▶ **MATERIAL SHOWN**:
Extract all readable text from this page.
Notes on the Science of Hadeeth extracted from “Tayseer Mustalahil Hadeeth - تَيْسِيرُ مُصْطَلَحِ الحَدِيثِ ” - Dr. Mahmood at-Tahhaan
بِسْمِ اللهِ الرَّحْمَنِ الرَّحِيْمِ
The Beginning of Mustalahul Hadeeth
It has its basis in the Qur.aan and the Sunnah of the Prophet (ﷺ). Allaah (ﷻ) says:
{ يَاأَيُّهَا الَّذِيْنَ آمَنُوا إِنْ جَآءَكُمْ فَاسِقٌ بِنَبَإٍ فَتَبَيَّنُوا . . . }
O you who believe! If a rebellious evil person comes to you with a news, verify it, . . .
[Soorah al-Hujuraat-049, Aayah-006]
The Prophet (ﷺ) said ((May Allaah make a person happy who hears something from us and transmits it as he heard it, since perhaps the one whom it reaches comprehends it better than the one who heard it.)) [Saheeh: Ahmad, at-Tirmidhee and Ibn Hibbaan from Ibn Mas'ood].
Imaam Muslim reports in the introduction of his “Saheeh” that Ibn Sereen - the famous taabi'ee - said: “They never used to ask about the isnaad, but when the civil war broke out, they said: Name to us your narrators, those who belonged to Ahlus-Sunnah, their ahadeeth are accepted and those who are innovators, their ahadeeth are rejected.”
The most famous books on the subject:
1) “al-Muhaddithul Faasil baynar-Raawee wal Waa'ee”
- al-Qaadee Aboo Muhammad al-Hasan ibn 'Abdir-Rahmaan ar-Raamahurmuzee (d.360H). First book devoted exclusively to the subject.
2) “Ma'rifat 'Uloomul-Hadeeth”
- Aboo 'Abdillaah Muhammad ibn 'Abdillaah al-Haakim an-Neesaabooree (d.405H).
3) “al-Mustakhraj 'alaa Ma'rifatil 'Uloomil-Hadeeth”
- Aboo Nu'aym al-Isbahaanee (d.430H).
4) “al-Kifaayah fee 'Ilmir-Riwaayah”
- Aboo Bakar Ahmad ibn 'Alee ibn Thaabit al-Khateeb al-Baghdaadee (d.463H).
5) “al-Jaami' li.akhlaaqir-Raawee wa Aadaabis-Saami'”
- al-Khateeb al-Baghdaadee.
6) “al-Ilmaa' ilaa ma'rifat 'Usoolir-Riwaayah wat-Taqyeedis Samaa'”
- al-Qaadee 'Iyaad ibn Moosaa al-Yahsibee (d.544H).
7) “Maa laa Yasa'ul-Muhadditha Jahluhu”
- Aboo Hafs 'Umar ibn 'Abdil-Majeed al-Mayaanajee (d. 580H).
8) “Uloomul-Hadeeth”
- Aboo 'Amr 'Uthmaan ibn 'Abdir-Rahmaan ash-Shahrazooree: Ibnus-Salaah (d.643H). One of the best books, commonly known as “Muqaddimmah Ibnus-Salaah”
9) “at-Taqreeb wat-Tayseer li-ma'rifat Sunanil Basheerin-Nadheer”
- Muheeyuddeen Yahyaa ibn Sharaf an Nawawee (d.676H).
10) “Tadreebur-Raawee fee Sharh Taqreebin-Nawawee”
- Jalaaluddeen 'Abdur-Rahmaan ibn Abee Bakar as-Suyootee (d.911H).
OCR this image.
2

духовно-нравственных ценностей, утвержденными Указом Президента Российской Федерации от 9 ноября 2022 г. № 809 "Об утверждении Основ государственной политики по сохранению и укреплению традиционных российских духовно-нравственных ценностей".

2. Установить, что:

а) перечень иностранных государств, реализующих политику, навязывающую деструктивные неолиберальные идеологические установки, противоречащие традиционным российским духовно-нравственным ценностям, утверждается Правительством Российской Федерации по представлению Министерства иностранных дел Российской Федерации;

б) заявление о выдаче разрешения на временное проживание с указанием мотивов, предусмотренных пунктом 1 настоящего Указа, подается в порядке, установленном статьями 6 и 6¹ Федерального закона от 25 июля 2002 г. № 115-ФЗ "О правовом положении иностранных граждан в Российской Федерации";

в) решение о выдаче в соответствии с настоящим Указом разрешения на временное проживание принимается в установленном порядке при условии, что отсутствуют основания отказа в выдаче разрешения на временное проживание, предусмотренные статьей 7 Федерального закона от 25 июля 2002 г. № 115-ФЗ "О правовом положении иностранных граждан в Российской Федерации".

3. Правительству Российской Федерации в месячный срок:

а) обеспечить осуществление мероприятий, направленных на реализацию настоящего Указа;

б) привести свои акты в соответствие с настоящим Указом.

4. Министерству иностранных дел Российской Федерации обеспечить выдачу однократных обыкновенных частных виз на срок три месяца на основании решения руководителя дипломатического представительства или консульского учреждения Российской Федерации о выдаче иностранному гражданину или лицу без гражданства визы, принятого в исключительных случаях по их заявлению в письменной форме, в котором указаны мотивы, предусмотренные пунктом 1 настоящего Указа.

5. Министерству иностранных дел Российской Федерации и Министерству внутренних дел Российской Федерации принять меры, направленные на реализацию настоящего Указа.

...

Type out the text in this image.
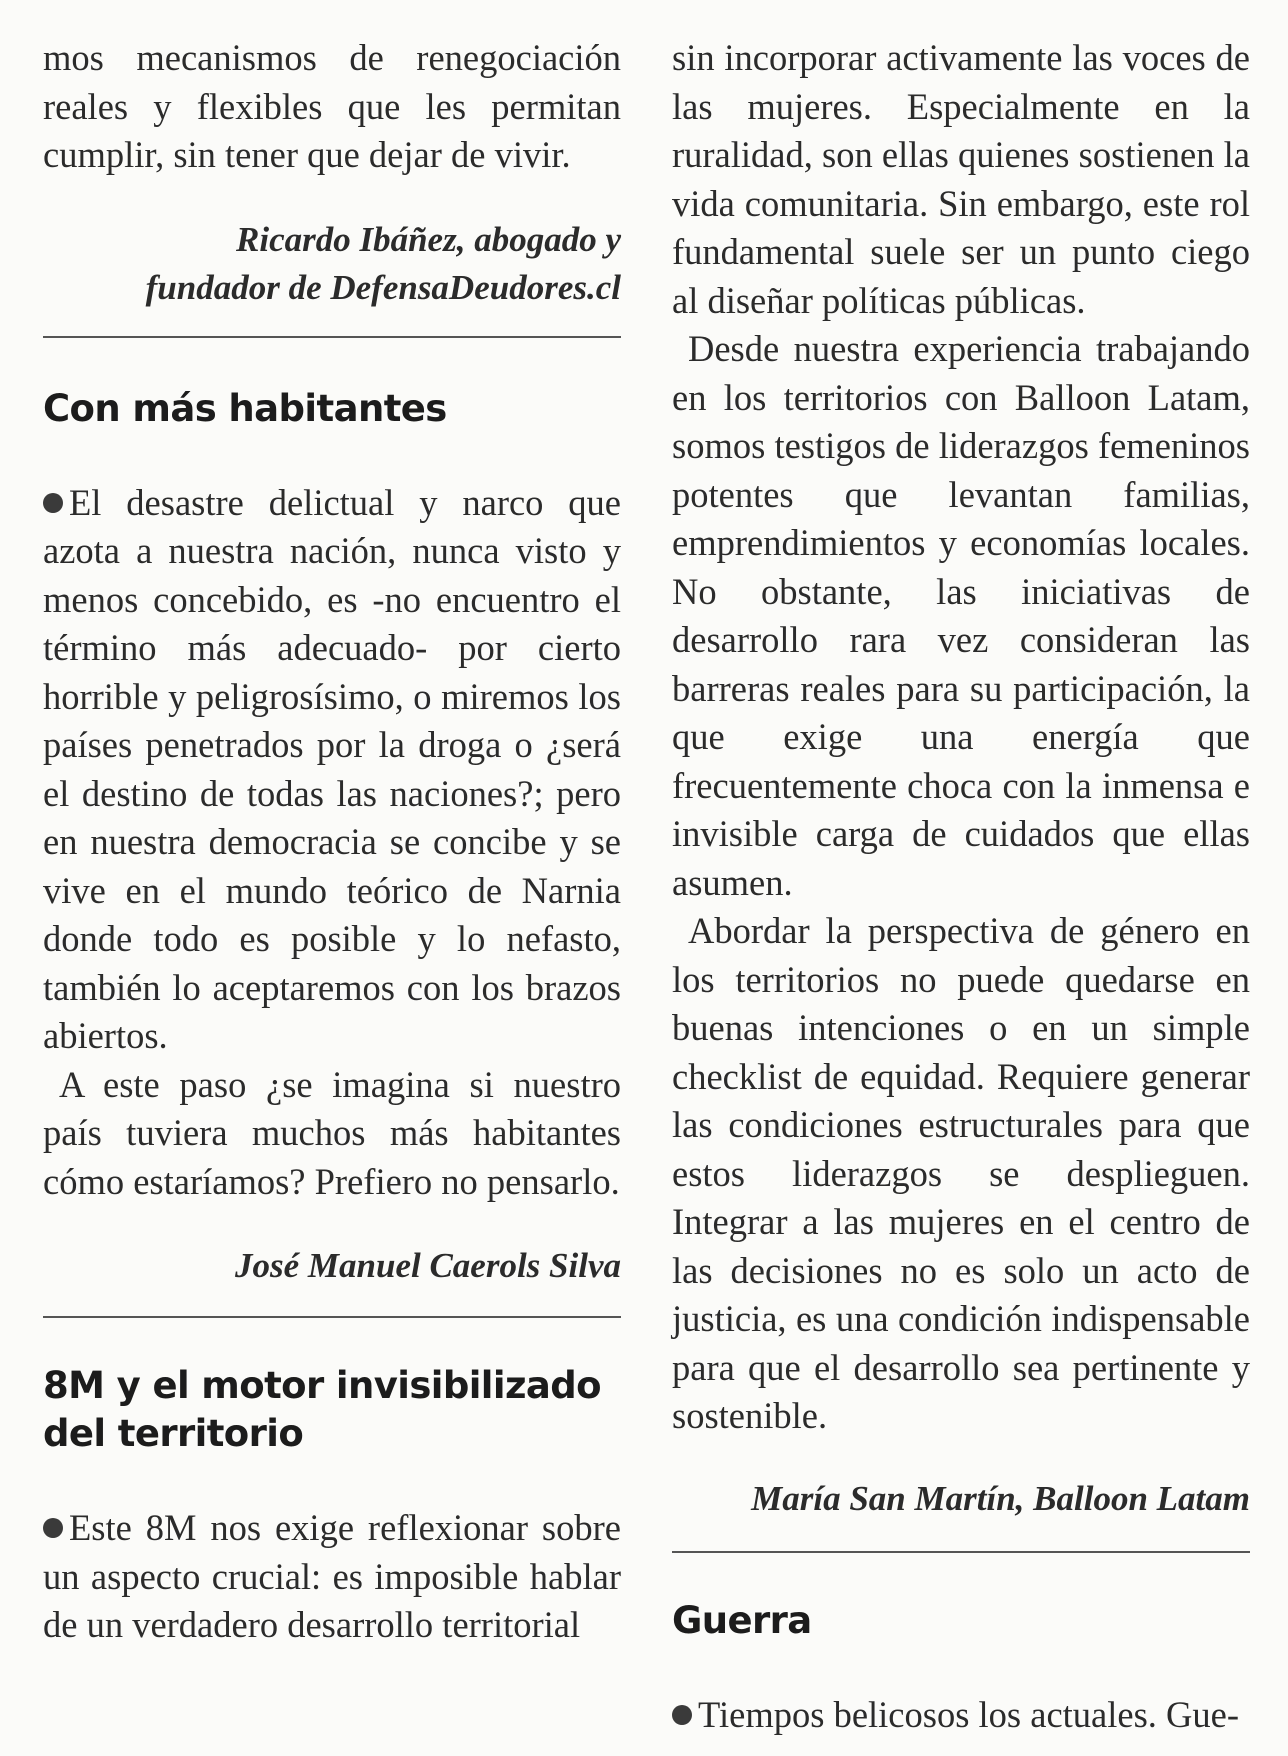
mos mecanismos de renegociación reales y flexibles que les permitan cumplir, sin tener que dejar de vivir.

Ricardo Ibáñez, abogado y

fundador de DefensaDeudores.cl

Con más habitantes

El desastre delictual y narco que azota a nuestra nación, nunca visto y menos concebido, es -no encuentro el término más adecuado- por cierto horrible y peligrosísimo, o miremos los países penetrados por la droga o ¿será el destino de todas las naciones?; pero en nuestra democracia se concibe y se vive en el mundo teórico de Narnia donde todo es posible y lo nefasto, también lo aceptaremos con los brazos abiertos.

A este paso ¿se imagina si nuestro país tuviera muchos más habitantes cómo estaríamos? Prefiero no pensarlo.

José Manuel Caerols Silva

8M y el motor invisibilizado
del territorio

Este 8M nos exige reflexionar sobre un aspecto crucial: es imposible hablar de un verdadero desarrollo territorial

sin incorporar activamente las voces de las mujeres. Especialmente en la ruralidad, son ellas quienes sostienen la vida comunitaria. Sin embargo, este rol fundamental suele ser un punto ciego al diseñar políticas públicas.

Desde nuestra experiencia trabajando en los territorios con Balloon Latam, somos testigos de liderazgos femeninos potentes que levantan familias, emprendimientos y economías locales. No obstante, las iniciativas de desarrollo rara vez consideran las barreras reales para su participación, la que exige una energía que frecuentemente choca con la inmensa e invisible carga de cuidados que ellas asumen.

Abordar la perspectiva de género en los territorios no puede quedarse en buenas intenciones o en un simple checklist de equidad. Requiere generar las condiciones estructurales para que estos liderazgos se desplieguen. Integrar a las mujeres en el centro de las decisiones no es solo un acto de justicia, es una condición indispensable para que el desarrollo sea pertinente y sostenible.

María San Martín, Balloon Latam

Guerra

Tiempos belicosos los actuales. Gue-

▶ **WHAT YOU ARE ASKED TO DO**:
State how many lines above contain the string "books", with no other words.

▶ **THE COMPLETED TASK**:
2